Copy whichever lines contain the string "Amazon".
━━━━
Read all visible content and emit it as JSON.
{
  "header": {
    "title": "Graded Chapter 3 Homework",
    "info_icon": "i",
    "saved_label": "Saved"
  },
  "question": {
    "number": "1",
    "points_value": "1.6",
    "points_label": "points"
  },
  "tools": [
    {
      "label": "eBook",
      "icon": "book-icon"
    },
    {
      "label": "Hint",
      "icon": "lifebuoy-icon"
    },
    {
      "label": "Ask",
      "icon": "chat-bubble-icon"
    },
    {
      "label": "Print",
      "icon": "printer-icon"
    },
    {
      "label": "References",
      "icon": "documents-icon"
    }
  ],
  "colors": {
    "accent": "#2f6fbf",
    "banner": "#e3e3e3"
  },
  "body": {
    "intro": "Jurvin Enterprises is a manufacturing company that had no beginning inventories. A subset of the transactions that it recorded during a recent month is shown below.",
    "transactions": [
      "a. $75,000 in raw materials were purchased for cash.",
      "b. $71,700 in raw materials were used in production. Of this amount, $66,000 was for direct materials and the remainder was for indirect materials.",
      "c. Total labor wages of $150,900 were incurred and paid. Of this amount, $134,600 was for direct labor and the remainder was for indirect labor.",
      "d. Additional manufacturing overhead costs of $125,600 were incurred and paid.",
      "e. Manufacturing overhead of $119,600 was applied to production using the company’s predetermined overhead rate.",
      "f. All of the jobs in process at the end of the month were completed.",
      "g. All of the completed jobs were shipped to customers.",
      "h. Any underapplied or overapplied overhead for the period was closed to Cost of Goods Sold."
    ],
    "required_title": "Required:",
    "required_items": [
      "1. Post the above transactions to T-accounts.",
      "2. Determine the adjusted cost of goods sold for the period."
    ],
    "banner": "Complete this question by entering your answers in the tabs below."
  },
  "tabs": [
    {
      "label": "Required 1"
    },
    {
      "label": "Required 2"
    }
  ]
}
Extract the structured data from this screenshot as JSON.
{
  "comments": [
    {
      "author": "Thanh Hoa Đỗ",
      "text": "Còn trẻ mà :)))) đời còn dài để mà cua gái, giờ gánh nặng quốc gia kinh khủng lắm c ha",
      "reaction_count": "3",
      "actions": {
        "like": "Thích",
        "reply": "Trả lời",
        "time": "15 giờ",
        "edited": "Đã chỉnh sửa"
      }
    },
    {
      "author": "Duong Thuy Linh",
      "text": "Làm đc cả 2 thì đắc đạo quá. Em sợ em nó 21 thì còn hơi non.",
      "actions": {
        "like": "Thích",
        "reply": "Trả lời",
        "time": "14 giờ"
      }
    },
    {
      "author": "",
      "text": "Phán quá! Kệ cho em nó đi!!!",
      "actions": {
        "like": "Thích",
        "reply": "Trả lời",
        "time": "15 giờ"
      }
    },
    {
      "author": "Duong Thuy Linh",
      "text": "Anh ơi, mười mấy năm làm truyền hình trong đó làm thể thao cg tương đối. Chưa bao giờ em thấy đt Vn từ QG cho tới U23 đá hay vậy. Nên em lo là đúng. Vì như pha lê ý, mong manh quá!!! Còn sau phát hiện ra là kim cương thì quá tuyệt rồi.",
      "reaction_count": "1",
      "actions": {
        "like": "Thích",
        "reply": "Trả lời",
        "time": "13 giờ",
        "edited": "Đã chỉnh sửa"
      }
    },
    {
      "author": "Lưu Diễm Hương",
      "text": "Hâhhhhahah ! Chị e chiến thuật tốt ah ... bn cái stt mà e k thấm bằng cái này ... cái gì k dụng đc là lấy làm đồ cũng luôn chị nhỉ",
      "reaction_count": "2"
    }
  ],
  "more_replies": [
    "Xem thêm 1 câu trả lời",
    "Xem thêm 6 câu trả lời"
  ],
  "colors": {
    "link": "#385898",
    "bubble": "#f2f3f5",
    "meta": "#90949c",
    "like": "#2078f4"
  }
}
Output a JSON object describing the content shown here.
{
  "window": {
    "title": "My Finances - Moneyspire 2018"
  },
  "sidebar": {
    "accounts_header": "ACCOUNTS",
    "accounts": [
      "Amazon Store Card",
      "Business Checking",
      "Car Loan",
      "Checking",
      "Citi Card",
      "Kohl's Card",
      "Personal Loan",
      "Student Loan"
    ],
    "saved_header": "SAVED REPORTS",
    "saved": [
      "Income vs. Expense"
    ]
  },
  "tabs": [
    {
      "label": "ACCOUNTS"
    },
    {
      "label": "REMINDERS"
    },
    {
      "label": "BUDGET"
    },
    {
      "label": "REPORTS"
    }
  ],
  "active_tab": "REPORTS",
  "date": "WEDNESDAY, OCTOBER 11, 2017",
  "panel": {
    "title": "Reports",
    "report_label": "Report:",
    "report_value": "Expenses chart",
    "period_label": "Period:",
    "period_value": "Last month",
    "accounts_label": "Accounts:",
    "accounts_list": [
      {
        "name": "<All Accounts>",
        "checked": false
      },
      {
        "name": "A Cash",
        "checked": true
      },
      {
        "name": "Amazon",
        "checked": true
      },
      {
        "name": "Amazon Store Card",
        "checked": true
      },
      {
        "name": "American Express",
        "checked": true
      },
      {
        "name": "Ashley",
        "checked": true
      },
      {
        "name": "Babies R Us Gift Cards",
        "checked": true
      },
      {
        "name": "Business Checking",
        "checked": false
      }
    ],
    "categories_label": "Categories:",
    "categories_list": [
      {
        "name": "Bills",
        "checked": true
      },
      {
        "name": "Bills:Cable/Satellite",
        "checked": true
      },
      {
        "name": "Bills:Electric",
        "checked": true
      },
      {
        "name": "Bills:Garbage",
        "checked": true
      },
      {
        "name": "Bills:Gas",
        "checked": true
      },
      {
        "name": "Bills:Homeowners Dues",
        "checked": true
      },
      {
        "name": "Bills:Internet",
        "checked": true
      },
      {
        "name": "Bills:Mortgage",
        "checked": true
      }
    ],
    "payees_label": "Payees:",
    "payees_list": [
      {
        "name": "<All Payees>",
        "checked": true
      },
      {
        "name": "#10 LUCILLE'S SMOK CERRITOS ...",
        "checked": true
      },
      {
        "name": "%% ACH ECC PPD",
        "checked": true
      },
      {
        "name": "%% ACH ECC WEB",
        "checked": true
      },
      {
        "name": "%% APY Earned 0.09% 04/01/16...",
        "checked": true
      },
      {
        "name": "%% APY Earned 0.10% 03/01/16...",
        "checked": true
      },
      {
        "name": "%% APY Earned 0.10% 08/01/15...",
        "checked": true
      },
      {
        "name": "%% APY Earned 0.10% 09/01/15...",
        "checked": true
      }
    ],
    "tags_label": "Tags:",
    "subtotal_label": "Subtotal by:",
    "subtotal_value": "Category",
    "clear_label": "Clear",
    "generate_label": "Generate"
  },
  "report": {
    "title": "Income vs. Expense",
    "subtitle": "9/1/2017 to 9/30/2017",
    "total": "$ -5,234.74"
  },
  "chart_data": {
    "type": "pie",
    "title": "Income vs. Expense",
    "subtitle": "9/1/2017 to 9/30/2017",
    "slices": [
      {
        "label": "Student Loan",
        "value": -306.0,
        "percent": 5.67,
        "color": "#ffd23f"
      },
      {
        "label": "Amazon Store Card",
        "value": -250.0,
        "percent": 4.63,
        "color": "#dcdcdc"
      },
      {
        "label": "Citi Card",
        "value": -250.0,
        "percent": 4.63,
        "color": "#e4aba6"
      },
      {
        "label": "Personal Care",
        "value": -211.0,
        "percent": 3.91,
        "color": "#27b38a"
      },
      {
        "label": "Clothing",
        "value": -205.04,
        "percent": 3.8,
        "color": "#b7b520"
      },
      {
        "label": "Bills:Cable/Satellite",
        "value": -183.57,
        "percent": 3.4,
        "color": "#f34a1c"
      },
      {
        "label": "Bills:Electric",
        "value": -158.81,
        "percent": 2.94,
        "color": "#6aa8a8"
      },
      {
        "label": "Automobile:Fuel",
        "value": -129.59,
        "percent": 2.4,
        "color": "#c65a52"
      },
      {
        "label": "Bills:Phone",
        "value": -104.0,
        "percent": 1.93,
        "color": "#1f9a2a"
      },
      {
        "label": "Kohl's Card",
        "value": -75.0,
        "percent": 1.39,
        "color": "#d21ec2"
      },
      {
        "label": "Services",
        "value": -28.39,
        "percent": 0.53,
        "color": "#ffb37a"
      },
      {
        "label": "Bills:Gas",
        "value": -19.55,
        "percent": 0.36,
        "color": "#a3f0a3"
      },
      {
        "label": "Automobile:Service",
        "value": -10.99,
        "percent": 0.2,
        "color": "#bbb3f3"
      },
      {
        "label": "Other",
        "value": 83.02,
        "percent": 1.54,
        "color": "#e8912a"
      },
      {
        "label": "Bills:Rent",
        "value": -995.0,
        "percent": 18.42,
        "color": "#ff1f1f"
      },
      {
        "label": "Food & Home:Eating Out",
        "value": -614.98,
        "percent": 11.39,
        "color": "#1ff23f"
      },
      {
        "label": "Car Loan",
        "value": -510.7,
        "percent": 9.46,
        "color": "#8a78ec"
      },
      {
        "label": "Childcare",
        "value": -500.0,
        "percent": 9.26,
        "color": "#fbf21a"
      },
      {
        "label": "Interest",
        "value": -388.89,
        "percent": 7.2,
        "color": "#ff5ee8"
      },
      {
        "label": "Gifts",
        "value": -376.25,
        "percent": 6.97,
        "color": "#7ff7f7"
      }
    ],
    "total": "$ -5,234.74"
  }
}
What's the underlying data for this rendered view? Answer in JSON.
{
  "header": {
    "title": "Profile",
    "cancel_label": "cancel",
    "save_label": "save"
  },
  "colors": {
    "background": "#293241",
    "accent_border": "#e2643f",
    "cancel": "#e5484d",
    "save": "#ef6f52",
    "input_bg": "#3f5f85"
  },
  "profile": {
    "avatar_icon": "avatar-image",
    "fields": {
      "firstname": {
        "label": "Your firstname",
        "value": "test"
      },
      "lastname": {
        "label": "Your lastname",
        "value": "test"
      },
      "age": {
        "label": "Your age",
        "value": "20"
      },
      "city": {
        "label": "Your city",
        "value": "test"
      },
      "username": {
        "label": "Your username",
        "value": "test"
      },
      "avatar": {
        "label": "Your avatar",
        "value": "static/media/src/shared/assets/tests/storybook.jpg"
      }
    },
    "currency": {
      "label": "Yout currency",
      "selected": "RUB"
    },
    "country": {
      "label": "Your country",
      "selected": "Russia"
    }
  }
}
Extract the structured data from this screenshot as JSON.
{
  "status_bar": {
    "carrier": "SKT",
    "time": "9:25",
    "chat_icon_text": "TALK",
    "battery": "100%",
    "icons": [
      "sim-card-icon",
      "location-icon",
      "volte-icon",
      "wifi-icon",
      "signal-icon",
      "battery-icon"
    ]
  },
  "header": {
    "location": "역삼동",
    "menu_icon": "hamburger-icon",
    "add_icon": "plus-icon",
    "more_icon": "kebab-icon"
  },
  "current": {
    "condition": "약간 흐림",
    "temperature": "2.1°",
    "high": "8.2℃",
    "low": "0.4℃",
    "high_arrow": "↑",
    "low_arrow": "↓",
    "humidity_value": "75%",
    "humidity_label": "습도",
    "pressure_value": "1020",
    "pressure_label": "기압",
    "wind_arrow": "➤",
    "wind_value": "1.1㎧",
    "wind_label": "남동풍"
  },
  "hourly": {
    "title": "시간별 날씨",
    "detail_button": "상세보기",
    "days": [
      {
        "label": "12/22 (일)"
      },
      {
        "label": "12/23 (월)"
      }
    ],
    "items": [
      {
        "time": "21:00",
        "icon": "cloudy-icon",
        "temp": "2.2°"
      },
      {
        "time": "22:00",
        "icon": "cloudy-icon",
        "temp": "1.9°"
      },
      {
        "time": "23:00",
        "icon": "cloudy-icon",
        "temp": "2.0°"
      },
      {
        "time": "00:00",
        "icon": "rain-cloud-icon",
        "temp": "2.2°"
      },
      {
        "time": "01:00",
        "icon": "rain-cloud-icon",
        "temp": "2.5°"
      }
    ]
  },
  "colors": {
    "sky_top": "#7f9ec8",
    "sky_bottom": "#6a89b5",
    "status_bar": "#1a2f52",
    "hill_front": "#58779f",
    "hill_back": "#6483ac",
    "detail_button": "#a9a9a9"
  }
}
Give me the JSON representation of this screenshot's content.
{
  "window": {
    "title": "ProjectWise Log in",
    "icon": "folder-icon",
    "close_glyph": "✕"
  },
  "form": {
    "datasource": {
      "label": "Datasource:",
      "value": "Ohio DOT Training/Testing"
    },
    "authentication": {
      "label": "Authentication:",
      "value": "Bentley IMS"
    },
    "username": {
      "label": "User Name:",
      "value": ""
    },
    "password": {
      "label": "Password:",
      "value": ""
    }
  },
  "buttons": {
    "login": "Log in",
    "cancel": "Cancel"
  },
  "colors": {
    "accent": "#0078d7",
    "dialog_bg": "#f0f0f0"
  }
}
━━━━
Result of this exercise =
      "Amazon Store Card",
        "name": "Amazon",
        "name": "Amazon Store Card",
        "label": "Amazon Store Card",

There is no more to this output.